Given problem :: Print the entries below in their entirety, exactly as they are written.

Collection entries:
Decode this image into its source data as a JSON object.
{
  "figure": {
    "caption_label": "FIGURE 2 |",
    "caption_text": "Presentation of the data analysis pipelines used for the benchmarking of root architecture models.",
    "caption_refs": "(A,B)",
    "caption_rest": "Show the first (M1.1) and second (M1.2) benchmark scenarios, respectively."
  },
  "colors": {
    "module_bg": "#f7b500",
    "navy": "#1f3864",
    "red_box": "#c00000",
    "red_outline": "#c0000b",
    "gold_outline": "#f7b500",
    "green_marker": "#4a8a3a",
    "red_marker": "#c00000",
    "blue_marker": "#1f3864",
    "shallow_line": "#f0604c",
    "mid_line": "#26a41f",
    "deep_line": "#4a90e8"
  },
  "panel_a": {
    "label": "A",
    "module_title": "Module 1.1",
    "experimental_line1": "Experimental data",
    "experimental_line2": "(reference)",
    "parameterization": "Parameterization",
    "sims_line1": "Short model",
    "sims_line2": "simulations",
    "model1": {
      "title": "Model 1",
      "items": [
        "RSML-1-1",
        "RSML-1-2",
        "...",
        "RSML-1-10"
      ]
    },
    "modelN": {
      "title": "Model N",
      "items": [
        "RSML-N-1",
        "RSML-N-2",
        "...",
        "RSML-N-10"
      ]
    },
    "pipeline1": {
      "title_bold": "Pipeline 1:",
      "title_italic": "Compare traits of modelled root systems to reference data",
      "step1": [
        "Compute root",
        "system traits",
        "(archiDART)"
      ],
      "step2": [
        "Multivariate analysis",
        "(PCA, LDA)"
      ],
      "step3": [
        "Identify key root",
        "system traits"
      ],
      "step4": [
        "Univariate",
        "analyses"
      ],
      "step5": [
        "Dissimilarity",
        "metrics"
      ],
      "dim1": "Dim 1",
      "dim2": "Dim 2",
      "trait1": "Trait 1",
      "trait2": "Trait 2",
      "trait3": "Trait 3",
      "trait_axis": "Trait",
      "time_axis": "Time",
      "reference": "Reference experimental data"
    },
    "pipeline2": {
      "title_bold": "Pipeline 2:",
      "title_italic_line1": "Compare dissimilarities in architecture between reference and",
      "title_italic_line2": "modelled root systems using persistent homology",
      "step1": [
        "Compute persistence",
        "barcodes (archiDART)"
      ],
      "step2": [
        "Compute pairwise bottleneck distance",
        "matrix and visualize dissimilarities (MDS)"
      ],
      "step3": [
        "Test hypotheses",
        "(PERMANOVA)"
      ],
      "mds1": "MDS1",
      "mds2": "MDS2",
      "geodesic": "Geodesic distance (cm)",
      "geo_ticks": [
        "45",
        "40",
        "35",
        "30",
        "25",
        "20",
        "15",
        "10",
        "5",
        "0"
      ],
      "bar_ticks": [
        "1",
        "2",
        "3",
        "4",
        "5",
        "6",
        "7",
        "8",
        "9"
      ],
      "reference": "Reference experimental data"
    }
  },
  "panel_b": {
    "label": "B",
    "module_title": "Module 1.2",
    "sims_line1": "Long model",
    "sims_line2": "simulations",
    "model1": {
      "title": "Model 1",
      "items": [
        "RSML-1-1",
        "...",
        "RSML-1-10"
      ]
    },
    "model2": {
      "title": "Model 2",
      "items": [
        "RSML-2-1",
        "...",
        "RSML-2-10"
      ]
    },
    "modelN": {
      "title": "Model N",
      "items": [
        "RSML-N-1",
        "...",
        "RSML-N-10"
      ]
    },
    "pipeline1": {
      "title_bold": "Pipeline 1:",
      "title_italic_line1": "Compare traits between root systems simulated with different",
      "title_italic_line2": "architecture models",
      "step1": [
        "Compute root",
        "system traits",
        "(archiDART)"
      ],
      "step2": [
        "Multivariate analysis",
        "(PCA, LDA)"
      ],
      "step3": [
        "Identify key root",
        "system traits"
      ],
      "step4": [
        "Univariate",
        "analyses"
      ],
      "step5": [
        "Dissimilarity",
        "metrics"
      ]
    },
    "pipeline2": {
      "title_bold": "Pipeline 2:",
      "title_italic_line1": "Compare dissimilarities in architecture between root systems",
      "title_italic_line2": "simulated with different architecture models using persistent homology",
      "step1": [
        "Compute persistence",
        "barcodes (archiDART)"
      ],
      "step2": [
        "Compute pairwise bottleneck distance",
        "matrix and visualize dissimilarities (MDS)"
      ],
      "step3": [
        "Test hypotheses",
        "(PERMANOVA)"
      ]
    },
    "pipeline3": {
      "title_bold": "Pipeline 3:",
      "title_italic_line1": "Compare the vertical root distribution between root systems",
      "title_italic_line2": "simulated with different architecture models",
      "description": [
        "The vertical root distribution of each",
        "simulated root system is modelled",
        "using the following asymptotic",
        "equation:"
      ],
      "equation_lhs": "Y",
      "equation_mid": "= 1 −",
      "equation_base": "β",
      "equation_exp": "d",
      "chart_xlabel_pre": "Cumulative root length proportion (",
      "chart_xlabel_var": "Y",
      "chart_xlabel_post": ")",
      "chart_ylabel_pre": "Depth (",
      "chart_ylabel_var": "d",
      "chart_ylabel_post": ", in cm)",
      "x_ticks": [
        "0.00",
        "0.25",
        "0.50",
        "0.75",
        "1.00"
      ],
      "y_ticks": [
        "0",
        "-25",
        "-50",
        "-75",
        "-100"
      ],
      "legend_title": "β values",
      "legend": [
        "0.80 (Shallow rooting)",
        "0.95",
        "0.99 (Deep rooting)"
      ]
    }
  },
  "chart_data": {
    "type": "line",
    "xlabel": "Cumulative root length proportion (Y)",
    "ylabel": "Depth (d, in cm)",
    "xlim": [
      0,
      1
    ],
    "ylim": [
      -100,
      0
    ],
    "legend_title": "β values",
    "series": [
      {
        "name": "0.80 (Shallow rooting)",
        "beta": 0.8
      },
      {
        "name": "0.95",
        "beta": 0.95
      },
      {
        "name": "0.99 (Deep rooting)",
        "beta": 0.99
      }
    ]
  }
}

Task output ::
Decode this image into its source data as a JSON object.
{
  "figure": {
    "caption_label": "FIGURE 2 |",
    "caption_text": "Presentation of the data analysis pipelines used for the benchmarking of root architecture models.",
    "caption_refs": "(A,B)",
    "caption_rest": "Show the first (M1.1) and second (M1.2) benchmark scenarios, respectively."
  },
  "colors": {
    "module_bg": "#f7b500",
    "navy": "#1f3864",
    "red_box": "#c00000",
    "red_outline": "#c0000b",
    "gold_outline": "#f7b500",
    "green_marker": "#4a8a3a",
    "red_marker": "#c00000",
    "blue_marker": "#1f3864",
    "shallow_line": "#f0604c",
    "mid_line": "#26a41f",
    "deep_line": "#4a90e8"
  },
  "panel_a": {
    "label": "A",
    "module_title": "Module 1.1",
    "experimental_line1": "Experimental data",
    "experimental_line2": "(reference)",
    "parameterization": "Parameterization",
    "sims_line1": "Short model",
    "sims_line2": "simulations",
    "model1": {
      "title": "Model 1",
      "items": [
        "RSML-1-1",
        "RSML-1-2",
        "...",
        "RSML-1-10"
      ]
    },
    "modelN": {
      "title": "Model N",
      "items": [
        "RSML-N-1",
        "RSML-N-2",
        "...",
        "RSML-N-10"
      ]
    },
    "pipeline1": {
      "title_bold": "Pipeline 1:",
      "title_italic": "Compare traits of modelled root systems to reference data",
      "step1": [
        "Compute root",
        "system traits",
        "(archiDART)"
      ],
      "step2": [
        "Multivariate analysis",
        "(PCA, LDA)"
      ],
      "step3": [
        "Identify key root",
        "system traits"
      ],
      "step4": [
        "Univariate",
        "analyses"
      ],
      "step5": [
        "Dissimilarity",
        "metrics"
      ],
      "dim1": "Dim 1",
      "dim2": "Dim 2",
      "trait1": "Trait 1",
      "trait2": "Trait 2",
      "trait3": "Trait 3",
      "trait_axis": "Trait",
      "time_axis": "Time",
      "reference": "Reference experimental data"
    },
    "pipeline2": {
      "title_bold": "Pipeline 2:",
      "title_italic_line1": "Compare dissimilarities in architecture between reference and",
      "title_italic_line2": "modelled root systems using persistent homology",
      "step1": [
        "Compute persistence",
        "barcodes (archiDART)"
      ],
      "step2": [
        "Compute pairwise bottleneck distance",
        "matrix and visualize dissimilarities (MDS)"
      ],
      "step3": [
        "Test hypotheses",
        "(PERMANOVA)"
      ],
      "mds1": "MDS1",
      "mds2": "MDS2",
      "geodesic": "Geodesic distance (cm)",
      "geo_ticks": [
        "45",
        "40",
        "35",
        "30",
        "25",
        "20",
        "15",
        "10",
        "5",
        "0"
      ],
      "bar_ticks": [
        "1",
        "2",
        "3",
        "4",
        "5",
        "6",
        "7",
        "8",
        "9"
      ],
      "reference": "Reference experimental data"
    }
  },
  "panel_b": {
    "label": "B",
    "module_title": "Module 1.2",
    "sims_line1": "Long model",
    "sims_line2": "simulations",
    "model1": {
      "title": "Model 1",
      "items": [
        "RSML-1-1",
        "...",
        "RSML-1-10"
      ]
    },
    "model2": {
      "title": "Model 2",
      "items": [
        "RSML-2-1",
        "...",
        "RSML-2-10"
      ]
    },
    "modelN": {
      "title": "Model N",
      "items": [
        "RSML-N-1",
        "...",
        "RSML-N-10"
      ]
    },
    "pipeline1": {
      "title_bold": "Pipeline 1:",
      "title_italic_line1": "Compare traits between root systems simulated with different",
      "title_italic_line2": "architecture models",
      "step1": [
        "Compute root",
        "system traits",
        "(archiDART)"
      ],
      "step2": [
        "Multivariate analysis",
        "(PCA, LDA)"
      ],
      "step3": [
        "Identify key root",
        "system traits"
      ],
      "step4": [
        "Univariate",
        "analyses"
      ],
      "step5": [
        "Dissimilarity",
        "metrics"
      ]
    },
    "pipeline2": {
      "title_bold": "Pipeline 2:",
      "title_italic_line1": "Compare dissimilarities in architecture between root systems",
      "title_italic_line2": "simulated with different architecture models using persistent homology",
      "step1": [
        "Compute persistence",
        "barcodes (archiDART)"
      ],
      "step2": [
        "Compute pairwise bottleneck distance",
        "matrix and visualize dissimilarities (MDS)"
      ],
      "step3": [
        "Test hypotheses",
        "(PERMANOVA)"
      ]
    },
    "pipeline3": {
      "title_bold": "Pipeline 3:",
      "title_italic_line1": "Compare the vertical root distribution between root systems",
      "title_italic_line2": "simulated with different architecture models",
      "description": [
        "The vertical root distribution of each",
        "simulated root system is modelled",
        "using the following asymptotic",
        "equation:"
      ],
      "equation_lhs": "Y",
      "equation_mid": "= 1 −",
      "equation_base": "β",
      "equation_exp": "d",
      "chart_xlabel_pre": "Cumulative root length proportion (",
      "chart_xlabel_var": "Y",
      "chart_xlabel_post": ")",
      "chart_ylabel_pre": "Depth (",
      "chart_ylabel_var": "d",
      "chart_ylabel_post": ", in cm)",
      "x_ticks": [
        "0.00",
        "0.25",
        "0.50",
        "0.75",
        "1.00"
      ],
      "y_ticks": [
        "0",
        "-25",
        "-50",
        "-75",
        "-100"
      ],
      "legend_title": "β values",
      "legend": [
        "0.80 (Shallow rooting)",
        "0.95",
        "0.99 (Deep rooting)"
      ]
    }
  },
  "chart_data": {
    "type": "line",
    "xlabel": "Cumulative root length proportion (Y)",
    "ylabel": "Depth (d, in cm)",
    "xlim": [
      0,
      1
    ],
    "ylim": [
      -100,
      0
    ],
    "legend_title": "β values",
    "series": [
      {
        "name": "0.80 (Shallow rooting)",
        "beta": 0.8
      },
      {
        "name": "0.95",
        "beta": 0.95
      },
      {
        "name": "0.99 (Deep rooting)",
        "beta": 0.99
      }
    ]
  }
}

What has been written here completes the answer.